Task prompt: In each of the rows below, substitute "enclosing rectangle" for "bounding box" and leave everything else unchanged. Leave out the pictures.

===

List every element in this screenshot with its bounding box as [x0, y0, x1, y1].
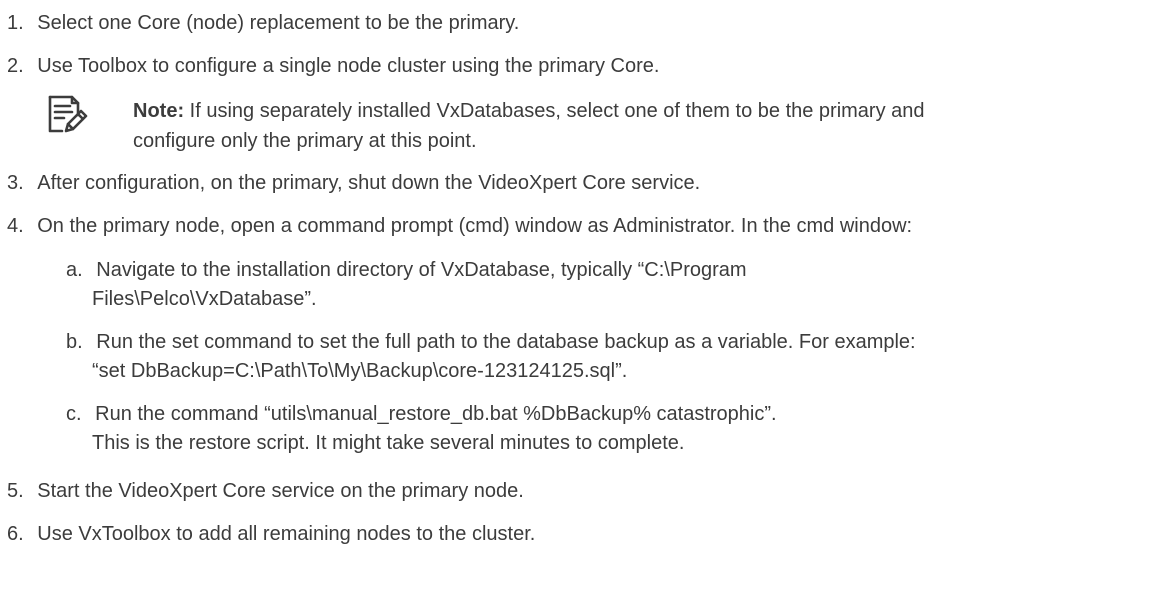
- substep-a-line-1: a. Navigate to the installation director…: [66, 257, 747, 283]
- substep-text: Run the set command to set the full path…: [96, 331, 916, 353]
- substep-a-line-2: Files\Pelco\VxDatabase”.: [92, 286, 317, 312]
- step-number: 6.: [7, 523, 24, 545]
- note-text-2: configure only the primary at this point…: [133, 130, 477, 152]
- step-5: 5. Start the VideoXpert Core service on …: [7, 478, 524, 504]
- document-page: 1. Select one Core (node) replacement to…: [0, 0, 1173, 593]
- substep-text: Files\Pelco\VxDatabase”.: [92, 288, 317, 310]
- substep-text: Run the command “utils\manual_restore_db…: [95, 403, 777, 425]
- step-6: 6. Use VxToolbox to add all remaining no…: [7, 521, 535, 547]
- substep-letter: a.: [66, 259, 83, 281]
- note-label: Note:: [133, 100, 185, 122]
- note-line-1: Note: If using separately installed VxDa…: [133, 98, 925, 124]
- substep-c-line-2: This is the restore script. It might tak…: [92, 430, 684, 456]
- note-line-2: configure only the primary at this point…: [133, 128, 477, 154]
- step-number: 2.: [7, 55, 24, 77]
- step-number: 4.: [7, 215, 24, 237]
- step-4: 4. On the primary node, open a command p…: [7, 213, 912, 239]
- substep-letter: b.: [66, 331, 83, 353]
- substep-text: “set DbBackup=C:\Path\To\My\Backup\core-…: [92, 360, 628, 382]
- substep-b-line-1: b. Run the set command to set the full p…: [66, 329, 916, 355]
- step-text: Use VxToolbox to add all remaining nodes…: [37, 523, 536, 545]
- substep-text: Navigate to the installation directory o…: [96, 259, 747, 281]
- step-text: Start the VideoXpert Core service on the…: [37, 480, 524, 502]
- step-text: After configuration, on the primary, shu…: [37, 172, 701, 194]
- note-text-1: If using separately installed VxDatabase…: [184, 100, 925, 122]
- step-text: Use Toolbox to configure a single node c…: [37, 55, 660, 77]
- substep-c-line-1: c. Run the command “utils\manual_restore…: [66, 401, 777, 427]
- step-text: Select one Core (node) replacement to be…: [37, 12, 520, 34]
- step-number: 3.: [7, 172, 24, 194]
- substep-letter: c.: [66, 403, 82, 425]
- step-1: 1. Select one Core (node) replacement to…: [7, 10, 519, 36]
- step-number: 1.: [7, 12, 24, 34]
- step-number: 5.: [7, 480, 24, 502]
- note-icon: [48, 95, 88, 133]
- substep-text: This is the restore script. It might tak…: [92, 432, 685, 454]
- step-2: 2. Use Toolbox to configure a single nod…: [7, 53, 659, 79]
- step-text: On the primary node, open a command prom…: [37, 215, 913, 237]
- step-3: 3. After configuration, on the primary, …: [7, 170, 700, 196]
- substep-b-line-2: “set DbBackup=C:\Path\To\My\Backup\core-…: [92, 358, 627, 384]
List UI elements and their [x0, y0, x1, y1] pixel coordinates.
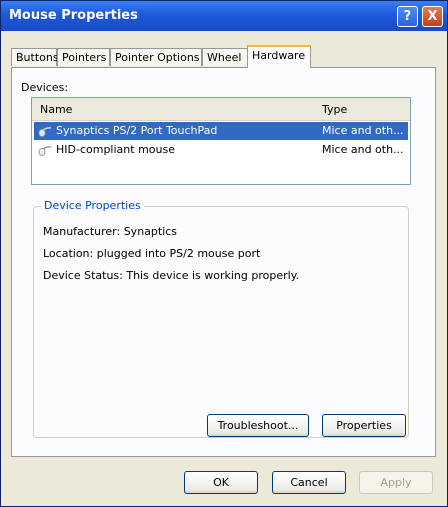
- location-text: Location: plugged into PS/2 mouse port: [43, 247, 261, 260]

===

Full output:
List every element in this screenshot with its enclosing rectangle as [x0, y0, x1, y1].
- substep-a-line-1: a. Navigate to the installation director…: [66, 257, 747, 283]
- substep-text: Run the set command to set the full path…: [96, 331, 916, 353]
- substep-a-line-2: Files\Pelco\VxDatabase”.: [92, 286, 317, 312]
- step-number: 6.: [7, 523, 24, 545]
- note-text-2: configure only the primary at this point…: [133, 130, 477, 152]
- step-5: 5. Start the VideoXpert Core service on …: [7, 478, 524, 504]
- document-page: 1. Select one Core (node) replacement to…: [0, 0, 1173, 593]
- substep-text: Files\Pelco\VxDatabase”.: [92, 288, 317, 310]
- substep-text: Run the command “utils\manual_restore_db…: [95, 403, 777, 425]
- step-6: 6. Use VxToolbox to add all remaining no…: [7, 521, 535, 547]
- substep-letter: a.: [66, 259, 83, 281]
- note-label: Note:: [133, 100, 185, 122]
- note-line-1: Note: If using separately installed VxDa…: [133, 98, 925, 124]
- substep-c-line-2: This is the restore script. It might tak…: [92, 430, 684, 456]
- note-line-2: configure only the primary at this point…: [133, 128, 477, 154]
- step-number: 2.: [7, 55, 24, 77]
- step-number: 4.: [7, 215, 24, 237]
- step-4: 4. On the primary node, open a command p…: [7, 213, 912, 239]
- substep-letter: b.: [66, 331, 83, 353]
- substep-text: “set DbBackup=C:\Path\To\My\Backup\core-…: [92, 360, 628, 382]
- substep-b-line-1: b. Run the set command to set the full p…: [66, 329, 916, 355]
- step-text: Use VxToolbox to add all remaining nodes…: [37, 523, 536, 545]
- substep-text: Navigate to the installation directory o…: [96, 259, 747, 281]
- step-text: Start the VideoXpert Core service on the…: [37, 480, 524, 502]
- step-text: After configuration, on the primary, shu…: [37, 172, 701, 194]
- note-text-1: If using separately installed VxDatabase…: [184, 100, 925, 122]
- step-text: Use Toolbox to configure a single node c…: [37, 55, 660, 77]
- substep-c-line-1: c. Run the command “utils\manual_restore…: [66, 401, 777, 427]
- step-text: Select one Core (node) replacement to be…: [37, 12, 520, 34]
- step-number: 3.: [7, 172, 24, 194]
- substep-letter: c.: [66, 403, 82, 425]
- step-1: 1. Select one Core (node) replacement to…: [7, 10, 519, 36]
- step-number: 1.: [7, 12, 24, 34]
- step-number: 5.: [7, 480, 24, 502]
- note-icon: [48, 95, 88, 133]
- substep-text: This is the restore script. It might tak…: [92, 432, 685, 454]
- step-2: 2. Use Toolbox to configure a single nod…: [7, 53, 659, 79]
- step-text: On the primary node, open a command prom…: [37, 215, 913, 237]
- step-3: 3. After configuration, on the primary, …: [7, 170, 700, 196]
- substep-b-line-2: “set DbBackup=C:\Path\To\My\Backup\core-…: [92, 358, 627, 384]
List UI elements and their [x0, y0, x1, y1] pixel coordinates.
- location-text: Location: plugged into PS/2 mouse port: [43, 247, 261, 260]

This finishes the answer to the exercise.